▸ DIRECTIVE
Check each line of the records below for the word "African" and copy those where it appears.

Stored items:
<<<<

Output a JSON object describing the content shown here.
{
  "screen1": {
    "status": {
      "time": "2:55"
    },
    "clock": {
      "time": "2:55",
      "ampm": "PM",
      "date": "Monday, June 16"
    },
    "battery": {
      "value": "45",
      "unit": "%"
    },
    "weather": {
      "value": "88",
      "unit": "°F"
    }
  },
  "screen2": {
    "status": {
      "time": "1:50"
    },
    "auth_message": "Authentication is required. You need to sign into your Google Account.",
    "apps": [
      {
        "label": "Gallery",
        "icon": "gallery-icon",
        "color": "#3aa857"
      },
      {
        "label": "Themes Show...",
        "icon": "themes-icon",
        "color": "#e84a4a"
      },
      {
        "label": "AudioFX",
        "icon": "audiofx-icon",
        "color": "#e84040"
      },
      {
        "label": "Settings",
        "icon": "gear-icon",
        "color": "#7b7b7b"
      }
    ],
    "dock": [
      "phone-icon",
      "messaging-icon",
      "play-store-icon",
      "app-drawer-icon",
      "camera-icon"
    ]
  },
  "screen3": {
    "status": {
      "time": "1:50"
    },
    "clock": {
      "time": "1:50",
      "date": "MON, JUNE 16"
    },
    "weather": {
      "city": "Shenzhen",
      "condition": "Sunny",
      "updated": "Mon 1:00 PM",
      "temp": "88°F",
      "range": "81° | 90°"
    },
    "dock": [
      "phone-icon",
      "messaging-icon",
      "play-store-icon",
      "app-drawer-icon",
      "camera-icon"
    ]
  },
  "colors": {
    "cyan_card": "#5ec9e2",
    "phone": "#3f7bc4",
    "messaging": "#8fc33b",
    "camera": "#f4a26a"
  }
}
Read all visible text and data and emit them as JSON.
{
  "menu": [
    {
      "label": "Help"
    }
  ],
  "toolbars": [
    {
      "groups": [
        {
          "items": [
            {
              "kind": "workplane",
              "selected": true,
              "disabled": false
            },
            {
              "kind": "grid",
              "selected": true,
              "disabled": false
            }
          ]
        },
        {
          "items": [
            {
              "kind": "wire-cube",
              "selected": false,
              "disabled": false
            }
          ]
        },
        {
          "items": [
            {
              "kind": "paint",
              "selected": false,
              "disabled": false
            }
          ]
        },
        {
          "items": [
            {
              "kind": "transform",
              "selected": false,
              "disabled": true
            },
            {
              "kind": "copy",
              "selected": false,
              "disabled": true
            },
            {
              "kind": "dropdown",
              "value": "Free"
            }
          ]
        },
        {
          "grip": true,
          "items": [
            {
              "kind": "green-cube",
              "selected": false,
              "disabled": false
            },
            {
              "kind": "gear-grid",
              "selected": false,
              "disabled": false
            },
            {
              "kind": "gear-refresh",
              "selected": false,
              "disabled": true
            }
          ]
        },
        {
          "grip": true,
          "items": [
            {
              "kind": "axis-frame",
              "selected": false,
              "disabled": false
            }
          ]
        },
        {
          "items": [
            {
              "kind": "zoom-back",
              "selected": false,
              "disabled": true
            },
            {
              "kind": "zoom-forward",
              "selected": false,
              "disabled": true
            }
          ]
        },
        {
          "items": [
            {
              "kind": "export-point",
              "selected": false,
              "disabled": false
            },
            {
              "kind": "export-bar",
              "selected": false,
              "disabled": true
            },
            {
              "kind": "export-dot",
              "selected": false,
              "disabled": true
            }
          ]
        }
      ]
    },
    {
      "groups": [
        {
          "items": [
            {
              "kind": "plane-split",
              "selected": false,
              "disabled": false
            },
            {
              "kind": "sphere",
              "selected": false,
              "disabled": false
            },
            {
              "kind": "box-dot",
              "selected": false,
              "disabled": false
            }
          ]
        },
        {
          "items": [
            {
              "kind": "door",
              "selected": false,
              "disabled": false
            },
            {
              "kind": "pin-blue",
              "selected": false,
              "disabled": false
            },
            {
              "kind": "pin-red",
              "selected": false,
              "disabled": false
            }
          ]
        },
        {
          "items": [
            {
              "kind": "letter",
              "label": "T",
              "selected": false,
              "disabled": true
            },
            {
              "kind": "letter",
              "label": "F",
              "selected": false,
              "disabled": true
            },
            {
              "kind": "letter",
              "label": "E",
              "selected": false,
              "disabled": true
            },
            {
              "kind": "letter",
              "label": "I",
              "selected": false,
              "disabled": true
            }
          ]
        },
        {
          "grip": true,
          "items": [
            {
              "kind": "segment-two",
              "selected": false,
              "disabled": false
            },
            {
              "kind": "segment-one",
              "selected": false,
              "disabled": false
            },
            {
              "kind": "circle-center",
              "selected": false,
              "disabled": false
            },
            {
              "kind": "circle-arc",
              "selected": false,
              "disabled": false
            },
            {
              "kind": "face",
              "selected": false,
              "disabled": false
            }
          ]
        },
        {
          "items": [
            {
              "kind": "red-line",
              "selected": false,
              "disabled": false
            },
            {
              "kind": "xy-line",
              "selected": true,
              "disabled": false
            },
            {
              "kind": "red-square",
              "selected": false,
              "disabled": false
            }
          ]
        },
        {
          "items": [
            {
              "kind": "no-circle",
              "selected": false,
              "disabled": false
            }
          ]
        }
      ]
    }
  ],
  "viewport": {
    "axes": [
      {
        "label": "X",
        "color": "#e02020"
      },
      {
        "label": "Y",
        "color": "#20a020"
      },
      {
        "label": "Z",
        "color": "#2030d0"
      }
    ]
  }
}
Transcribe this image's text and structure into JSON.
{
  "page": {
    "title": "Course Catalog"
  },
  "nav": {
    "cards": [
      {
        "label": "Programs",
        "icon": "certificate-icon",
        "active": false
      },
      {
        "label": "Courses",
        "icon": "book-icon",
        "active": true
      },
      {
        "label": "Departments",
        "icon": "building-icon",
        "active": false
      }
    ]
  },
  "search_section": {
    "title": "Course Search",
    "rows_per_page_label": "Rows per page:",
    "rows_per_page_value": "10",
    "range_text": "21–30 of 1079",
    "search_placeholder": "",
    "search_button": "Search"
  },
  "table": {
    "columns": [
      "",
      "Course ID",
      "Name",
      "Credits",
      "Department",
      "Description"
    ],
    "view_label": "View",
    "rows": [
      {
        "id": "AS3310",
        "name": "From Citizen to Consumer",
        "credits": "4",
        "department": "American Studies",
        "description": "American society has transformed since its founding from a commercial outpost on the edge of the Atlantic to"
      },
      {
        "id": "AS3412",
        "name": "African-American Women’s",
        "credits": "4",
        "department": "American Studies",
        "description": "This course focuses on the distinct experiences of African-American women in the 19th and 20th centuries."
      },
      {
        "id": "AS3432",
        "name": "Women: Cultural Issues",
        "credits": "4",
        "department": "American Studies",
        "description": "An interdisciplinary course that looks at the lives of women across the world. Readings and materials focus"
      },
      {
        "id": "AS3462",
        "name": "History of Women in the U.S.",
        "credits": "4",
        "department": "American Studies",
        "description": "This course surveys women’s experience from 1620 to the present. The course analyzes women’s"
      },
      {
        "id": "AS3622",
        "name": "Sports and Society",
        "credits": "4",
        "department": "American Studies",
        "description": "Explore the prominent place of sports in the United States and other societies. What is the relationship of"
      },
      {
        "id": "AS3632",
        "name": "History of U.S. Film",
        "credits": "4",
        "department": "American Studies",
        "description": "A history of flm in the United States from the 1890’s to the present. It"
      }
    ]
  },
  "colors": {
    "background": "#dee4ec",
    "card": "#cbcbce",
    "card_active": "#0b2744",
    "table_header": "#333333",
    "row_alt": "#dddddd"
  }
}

>>>>

▸ ANSWER
        "name": "African-American Women’s",
        "description": "This course focuses on the distinct experiences of African-American women in the 19th and 20th centuries."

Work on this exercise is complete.